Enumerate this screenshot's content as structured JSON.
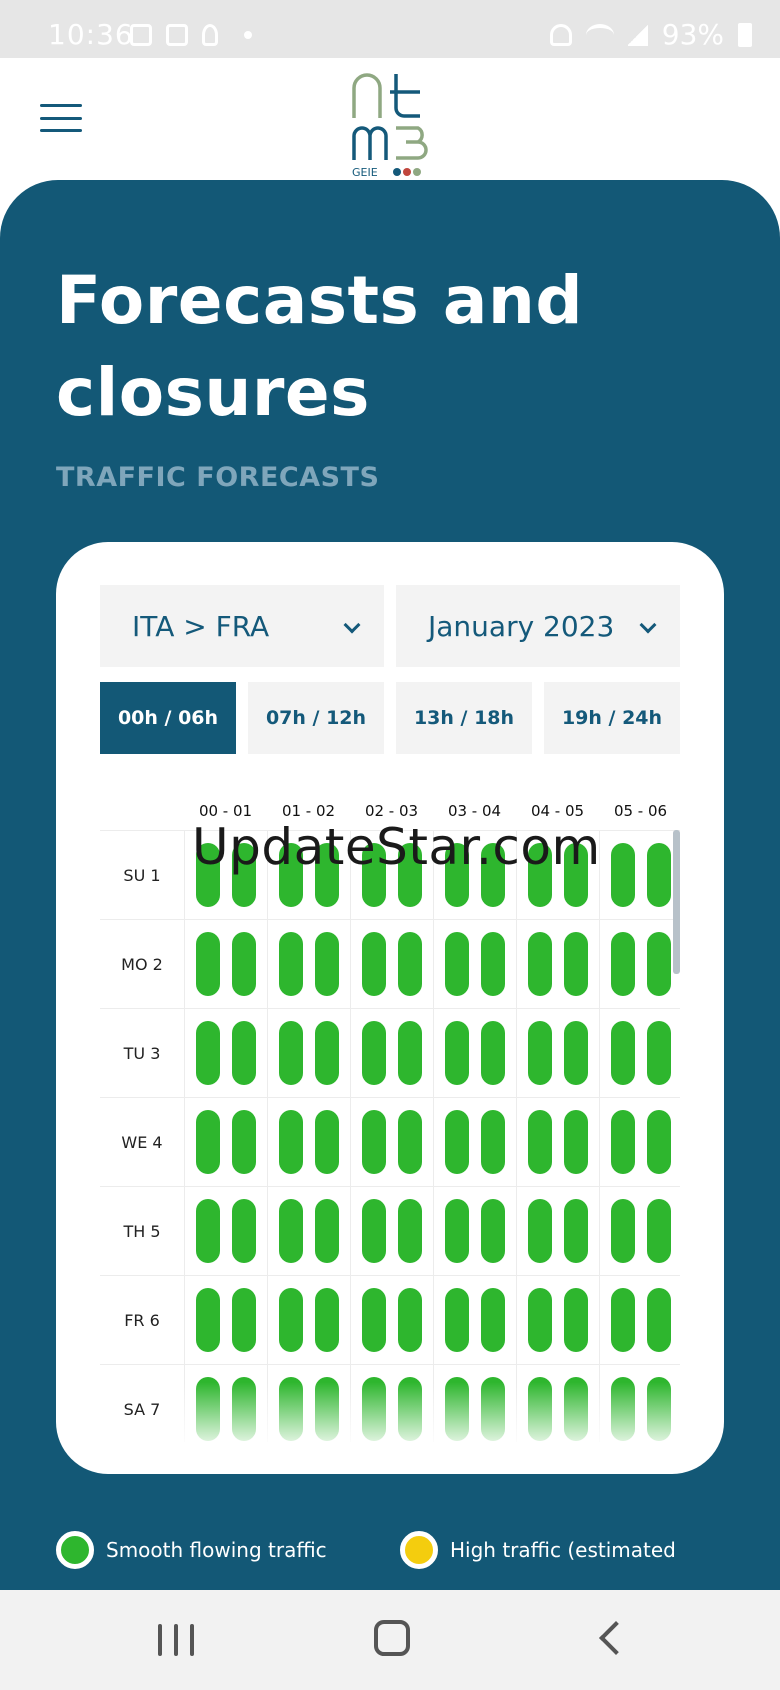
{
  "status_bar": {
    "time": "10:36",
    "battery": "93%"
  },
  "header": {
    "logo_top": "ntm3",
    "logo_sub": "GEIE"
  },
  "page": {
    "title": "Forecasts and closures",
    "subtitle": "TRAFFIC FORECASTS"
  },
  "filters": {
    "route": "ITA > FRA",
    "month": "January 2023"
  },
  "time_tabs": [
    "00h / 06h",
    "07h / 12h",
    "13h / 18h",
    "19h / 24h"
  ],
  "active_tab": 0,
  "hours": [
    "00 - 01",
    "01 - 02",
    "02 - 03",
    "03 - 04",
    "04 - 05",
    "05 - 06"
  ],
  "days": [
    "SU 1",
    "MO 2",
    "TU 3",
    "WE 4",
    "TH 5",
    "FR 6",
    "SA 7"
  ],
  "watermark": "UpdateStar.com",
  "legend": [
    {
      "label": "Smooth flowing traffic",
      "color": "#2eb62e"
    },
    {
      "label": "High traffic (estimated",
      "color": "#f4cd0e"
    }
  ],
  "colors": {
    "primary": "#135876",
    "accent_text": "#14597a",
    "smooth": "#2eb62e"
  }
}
· · · · · · ·
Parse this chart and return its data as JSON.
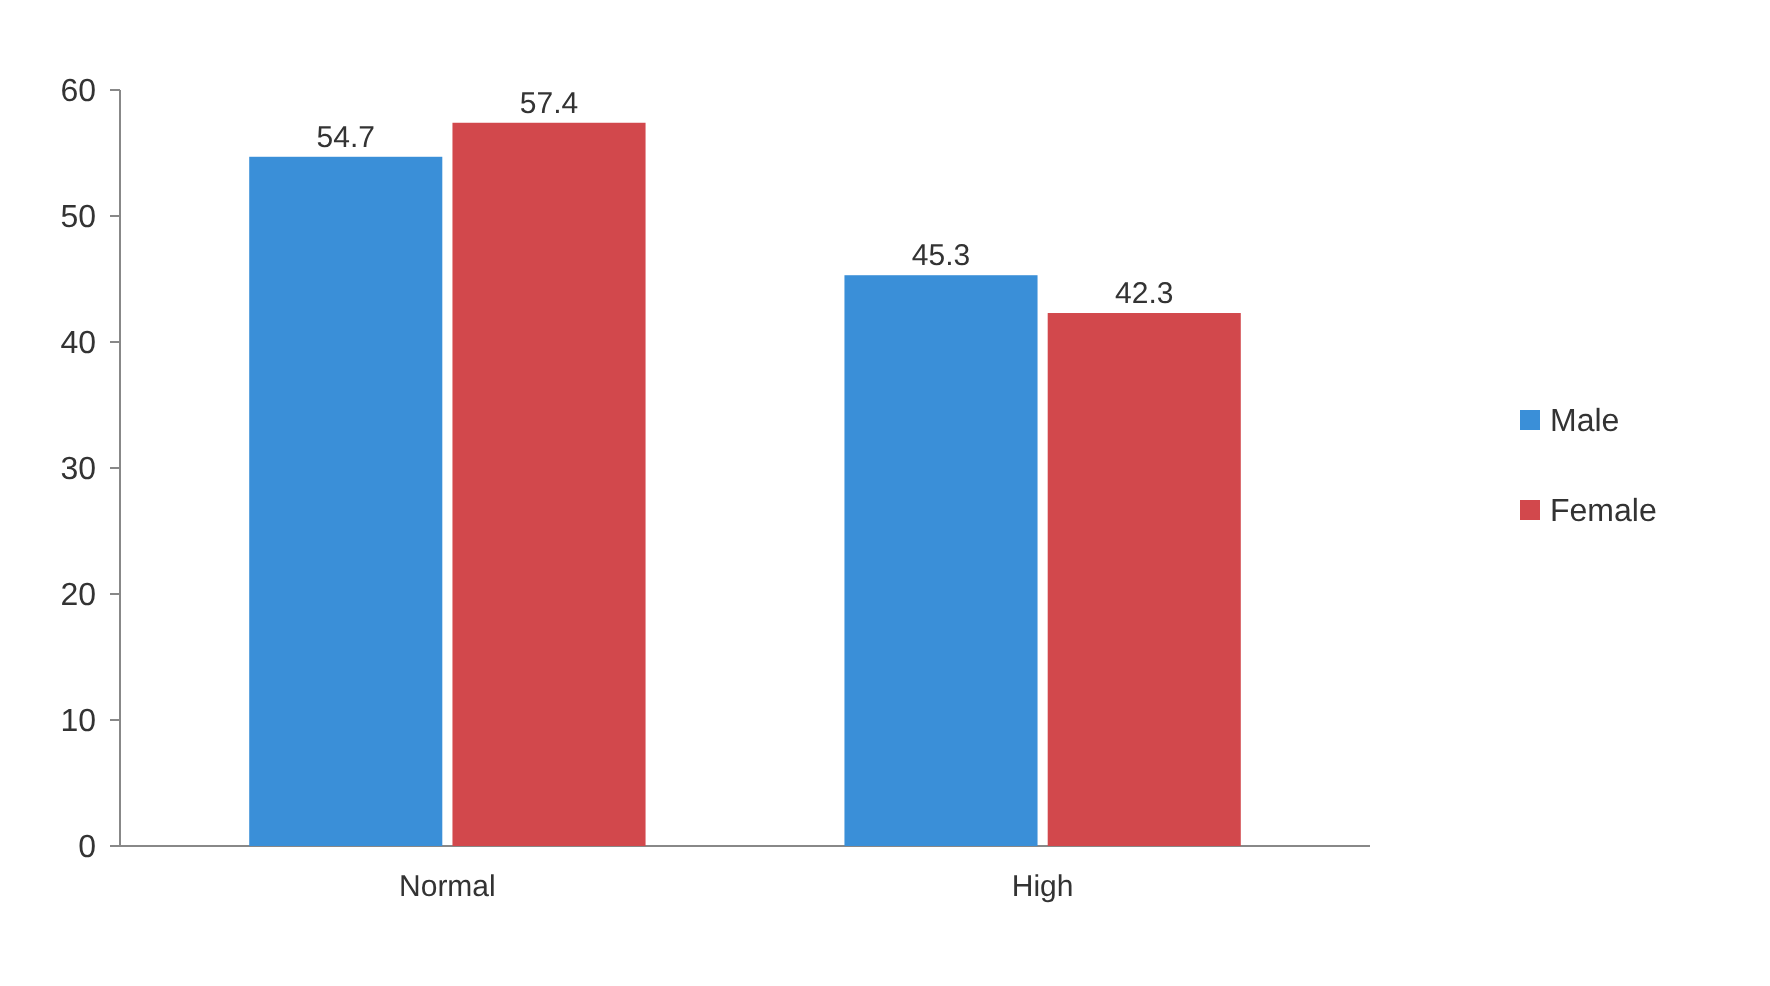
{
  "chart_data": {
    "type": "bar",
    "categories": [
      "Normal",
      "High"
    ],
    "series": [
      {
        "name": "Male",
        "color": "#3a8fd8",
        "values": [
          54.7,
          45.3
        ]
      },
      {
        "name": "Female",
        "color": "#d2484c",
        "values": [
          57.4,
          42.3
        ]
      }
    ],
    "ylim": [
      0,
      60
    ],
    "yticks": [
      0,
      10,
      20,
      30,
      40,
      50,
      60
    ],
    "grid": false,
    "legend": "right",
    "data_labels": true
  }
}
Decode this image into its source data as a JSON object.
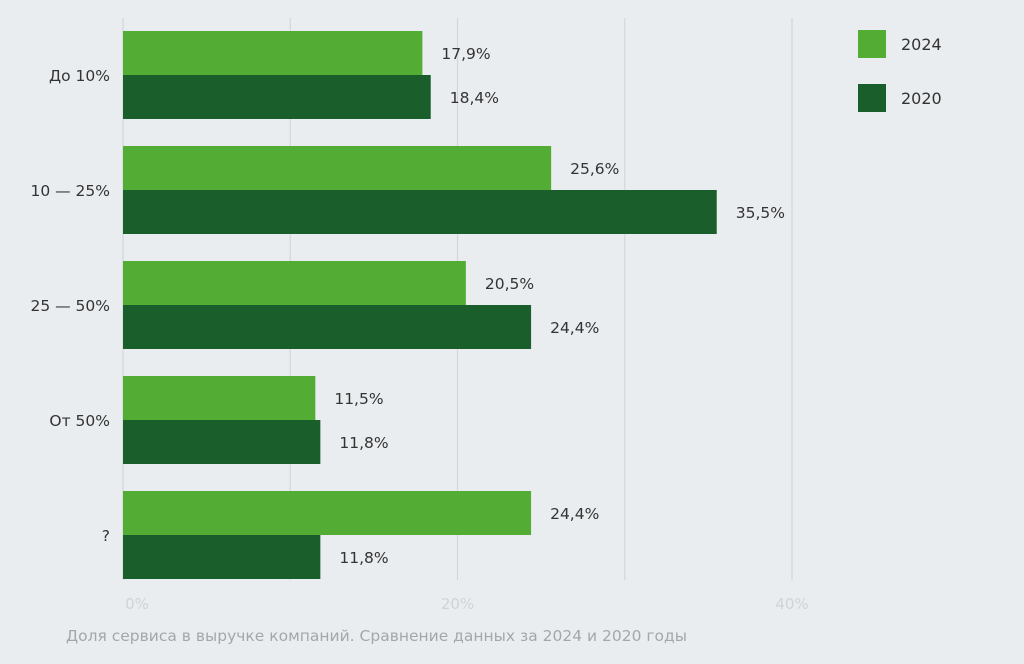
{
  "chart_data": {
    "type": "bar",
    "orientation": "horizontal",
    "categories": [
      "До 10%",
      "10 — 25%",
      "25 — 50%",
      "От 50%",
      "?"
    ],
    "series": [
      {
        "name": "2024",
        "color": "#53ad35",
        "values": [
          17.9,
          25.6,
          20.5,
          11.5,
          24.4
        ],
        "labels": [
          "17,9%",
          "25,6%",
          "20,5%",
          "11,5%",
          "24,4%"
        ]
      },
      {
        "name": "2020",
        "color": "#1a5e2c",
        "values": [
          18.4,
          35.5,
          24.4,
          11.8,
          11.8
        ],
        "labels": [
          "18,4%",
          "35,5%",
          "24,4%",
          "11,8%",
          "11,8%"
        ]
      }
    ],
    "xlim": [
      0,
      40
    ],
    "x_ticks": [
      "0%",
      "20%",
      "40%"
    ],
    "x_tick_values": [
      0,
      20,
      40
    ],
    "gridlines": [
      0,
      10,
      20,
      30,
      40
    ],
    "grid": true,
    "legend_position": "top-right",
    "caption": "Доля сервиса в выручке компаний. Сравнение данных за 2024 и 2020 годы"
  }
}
· · · · · · ·
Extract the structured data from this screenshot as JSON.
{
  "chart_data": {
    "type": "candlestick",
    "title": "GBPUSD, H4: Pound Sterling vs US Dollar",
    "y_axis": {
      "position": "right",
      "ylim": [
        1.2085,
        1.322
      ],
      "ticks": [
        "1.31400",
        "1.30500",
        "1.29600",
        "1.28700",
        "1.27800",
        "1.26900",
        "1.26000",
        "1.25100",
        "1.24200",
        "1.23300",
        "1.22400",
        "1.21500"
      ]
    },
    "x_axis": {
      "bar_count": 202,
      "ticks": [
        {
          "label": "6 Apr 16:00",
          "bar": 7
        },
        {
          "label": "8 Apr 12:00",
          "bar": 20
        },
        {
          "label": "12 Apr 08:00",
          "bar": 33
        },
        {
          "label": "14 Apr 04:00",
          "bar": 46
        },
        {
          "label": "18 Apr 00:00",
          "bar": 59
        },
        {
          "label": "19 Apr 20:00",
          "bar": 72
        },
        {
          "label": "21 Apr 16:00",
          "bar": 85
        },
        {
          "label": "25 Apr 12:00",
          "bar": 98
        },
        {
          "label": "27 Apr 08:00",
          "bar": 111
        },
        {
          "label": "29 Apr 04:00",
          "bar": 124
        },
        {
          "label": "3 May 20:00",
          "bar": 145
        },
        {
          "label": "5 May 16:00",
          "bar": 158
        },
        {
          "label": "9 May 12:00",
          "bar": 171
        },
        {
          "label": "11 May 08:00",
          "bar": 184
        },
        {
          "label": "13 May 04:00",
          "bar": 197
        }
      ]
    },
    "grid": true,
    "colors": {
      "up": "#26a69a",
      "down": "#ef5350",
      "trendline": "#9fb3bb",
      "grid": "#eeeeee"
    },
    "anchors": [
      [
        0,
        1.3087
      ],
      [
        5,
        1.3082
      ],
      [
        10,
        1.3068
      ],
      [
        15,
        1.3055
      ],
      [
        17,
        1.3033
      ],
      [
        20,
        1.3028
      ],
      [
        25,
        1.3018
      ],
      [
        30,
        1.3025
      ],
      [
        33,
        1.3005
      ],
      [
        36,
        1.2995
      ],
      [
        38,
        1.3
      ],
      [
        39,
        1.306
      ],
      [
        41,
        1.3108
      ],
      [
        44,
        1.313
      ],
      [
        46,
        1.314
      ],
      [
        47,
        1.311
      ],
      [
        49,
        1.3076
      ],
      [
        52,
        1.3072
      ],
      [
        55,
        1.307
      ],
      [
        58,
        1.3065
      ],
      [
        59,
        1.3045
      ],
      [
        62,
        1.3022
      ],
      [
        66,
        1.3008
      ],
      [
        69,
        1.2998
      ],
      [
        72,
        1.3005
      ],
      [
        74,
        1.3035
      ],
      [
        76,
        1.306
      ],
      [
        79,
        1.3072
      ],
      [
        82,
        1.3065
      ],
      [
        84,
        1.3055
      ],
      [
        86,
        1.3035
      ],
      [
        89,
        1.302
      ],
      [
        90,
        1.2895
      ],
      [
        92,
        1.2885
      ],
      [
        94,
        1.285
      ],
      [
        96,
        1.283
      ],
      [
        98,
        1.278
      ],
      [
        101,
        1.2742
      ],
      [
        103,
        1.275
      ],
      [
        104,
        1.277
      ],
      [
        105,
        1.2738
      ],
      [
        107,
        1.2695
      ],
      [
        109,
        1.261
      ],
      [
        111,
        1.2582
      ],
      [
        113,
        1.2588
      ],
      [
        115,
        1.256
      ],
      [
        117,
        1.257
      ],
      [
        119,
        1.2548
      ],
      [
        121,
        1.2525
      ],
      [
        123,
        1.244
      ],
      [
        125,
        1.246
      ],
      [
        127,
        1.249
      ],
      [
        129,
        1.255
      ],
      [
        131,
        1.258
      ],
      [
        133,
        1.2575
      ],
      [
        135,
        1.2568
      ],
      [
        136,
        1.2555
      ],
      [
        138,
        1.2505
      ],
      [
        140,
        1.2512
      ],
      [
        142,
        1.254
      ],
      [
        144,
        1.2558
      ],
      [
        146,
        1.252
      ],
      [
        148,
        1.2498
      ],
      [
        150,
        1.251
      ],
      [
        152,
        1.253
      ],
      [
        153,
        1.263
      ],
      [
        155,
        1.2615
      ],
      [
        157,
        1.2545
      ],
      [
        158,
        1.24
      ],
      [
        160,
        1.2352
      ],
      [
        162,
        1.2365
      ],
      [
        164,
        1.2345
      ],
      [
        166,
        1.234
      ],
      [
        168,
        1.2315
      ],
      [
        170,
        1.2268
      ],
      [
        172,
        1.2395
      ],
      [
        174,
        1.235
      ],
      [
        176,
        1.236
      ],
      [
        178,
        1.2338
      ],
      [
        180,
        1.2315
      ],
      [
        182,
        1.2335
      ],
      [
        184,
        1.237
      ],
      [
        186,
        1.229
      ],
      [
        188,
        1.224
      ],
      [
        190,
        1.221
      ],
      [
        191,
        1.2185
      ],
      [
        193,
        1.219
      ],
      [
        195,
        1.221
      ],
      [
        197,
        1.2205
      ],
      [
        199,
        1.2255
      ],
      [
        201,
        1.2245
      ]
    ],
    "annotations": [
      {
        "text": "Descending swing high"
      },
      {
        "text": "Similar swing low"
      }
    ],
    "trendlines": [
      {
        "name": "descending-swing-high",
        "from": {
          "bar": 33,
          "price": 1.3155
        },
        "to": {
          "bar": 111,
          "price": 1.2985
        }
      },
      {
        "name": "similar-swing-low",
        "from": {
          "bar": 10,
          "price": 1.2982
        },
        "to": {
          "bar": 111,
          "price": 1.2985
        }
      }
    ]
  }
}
· · · · · · ·
Count every line of the records that holds the string "this". Write only the total.

Task solution
4